(A run of records)
★ ★ ★ ★ ★ ★ ★

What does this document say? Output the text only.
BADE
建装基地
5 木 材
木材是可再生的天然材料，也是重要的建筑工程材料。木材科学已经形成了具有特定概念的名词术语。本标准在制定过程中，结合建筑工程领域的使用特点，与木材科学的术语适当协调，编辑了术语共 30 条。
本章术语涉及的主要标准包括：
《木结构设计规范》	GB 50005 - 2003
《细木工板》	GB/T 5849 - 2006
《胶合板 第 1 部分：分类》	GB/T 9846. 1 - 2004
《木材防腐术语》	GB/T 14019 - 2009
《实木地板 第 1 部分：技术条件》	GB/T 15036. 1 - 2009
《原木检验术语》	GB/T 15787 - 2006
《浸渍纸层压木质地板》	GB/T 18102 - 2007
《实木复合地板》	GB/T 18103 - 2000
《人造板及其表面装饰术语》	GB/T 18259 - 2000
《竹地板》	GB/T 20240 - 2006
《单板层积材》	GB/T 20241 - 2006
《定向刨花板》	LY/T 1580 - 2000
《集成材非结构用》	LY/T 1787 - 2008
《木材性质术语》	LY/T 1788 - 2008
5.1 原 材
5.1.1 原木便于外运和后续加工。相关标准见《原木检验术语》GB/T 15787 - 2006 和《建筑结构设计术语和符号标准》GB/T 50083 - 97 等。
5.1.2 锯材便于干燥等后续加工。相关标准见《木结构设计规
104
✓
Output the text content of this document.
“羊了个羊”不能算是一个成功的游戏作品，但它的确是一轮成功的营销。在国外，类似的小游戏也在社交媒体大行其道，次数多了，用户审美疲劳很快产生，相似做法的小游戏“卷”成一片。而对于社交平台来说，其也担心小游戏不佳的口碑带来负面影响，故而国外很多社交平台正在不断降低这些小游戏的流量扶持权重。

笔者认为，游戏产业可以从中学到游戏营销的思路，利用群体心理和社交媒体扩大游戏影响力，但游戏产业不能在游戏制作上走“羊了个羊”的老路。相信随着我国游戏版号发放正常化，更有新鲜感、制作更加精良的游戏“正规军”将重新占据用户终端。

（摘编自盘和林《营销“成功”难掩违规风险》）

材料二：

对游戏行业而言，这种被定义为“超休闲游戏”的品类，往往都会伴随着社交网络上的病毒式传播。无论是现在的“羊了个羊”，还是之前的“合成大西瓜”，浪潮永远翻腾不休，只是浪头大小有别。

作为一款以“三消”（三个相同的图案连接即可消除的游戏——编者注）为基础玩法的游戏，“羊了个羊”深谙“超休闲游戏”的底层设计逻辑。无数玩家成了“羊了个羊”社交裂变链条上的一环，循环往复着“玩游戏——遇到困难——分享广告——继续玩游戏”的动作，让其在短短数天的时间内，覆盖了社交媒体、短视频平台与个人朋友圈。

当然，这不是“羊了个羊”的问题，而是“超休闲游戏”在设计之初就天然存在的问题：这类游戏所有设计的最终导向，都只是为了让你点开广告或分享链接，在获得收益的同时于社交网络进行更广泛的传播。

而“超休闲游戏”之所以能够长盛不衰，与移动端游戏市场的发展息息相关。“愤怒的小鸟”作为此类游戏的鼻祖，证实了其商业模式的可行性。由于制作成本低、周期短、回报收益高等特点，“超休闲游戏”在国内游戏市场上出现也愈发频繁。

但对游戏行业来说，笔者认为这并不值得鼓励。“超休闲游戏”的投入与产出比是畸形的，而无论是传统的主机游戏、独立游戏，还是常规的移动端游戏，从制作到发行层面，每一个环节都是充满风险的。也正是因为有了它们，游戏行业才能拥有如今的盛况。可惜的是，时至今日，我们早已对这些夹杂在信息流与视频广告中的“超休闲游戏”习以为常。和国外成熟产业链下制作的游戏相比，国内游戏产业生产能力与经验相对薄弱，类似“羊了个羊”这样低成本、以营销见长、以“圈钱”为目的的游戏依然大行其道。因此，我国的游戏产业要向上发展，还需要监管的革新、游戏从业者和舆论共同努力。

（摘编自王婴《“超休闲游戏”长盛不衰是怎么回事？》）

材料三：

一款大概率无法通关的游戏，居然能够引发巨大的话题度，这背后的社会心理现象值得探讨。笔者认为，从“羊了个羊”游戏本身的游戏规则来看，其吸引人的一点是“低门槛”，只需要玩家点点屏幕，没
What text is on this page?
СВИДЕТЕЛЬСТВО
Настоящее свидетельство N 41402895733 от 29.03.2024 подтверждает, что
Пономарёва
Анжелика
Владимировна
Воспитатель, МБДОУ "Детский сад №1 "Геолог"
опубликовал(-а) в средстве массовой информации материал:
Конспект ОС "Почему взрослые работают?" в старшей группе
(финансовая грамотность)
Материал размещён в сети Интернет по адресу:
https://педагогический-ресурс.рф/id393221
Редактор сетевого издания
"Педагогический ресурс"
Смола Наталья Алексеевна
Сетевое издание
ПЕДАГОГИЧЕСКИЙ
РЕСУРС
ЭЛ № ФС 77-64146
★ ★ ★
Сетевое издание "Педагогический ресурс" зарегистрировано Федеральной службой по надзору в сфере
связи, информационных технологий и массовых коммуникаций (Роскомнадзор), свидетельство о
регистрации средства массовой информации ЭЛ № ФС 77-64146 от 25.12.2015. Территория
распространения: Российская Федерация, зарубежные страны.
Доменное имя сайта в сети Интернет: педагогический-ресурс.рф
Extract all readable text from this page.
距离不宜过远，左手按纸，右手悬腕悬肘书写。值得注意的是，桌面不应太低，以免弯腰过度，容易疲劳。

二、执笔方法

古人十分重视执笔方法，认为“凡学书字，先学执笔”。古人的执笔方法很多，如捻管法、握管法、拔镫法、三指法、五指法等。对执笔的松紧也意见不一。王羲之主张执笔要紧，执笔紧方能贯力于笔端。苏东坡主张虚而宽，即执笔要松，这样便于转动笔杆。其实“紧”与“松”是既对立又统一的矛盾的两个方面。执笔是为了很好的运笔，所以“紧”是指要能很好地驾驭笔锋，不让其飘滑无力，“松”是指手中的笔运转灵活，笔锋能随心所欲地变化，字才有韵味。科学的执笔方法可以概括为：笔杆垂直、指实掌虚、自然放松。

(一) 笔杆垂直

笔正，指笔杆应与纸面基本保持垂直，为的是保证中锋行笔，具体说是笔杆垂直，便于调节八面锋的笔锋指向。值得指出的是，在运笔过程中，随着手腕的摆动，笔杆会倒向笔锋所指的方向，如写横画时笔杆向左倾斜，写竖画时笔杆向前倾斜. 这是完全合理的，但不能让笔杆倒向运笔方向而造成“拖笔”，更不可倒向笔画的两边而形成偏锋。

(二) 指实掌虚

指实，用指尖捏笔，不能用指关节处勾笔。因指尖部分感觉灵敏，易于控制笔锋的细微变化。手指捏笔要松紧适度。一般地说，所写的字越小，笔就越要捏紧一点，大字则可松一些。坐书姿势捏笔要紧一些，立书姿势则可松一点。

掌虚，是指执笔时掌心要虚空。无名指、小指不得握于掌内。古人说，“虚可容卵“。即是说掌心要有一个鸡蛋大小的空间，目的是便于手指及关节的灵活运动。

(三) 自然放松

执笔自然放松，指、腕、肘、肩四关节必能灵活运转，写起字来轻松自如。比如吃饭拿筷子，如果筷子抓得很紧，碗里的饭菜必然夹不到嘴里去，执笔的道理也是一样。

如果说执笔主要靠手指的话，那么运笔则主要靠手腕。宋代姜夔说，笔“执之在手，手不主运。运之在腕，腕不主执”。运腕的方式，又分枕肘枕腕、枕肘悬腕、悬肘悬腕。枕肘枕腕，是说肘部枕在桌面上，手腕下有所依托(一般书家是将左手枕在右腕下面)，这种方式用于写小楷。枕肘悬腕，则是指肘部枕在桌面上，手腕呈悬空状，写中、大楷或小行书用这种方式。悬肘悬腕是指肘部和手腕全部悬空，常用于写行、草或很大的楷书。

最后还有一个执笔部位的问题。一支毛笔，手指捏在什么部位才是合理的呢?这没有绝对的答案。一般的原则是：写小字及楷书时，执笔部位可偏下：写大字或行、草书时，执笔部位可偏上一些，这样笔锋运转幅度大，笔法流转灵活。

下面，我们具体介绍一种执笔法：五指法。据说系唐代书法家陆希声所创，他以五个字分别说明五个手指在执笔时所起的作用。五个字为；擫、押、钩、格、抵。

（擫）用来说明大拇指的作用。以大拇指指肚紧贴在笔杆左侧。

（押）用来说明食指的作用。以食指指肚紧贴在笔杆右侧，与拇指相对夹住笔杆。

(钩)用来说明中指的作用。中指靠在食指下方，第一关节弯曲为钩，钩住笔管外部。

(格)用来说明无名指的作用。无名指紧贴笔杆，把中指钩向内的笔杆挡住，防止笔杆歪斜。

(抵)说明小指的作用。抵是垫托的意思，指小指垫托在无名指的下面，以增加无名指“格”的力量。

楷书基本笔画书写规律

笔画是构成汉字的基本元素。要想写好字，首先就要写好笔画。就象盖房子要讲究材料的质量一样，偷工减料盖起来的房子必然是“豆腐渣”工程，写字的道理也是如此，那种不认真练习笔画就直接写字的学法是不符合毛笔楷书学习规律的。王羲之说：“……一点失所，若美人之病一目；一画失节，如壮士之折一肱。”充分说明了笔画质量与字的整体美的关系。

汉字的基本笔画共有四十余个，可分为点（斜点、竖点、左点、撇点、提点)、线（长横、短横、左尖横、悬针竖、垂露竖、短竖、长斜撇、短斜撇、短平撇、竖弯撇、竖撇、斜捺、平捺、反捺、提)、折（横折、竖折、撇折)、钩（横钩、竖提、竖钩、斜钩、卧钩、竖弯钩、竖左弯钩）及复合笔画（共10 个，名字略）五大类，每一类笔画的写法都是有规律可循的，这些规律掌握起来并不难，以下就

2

★ ★ ★ ★ ★ ★ ★

## EXERCISE DETAILS
Lines containing the word "指实掌虚" are to be tallied; report only the total.

## ANSWER FOR THE TASK
2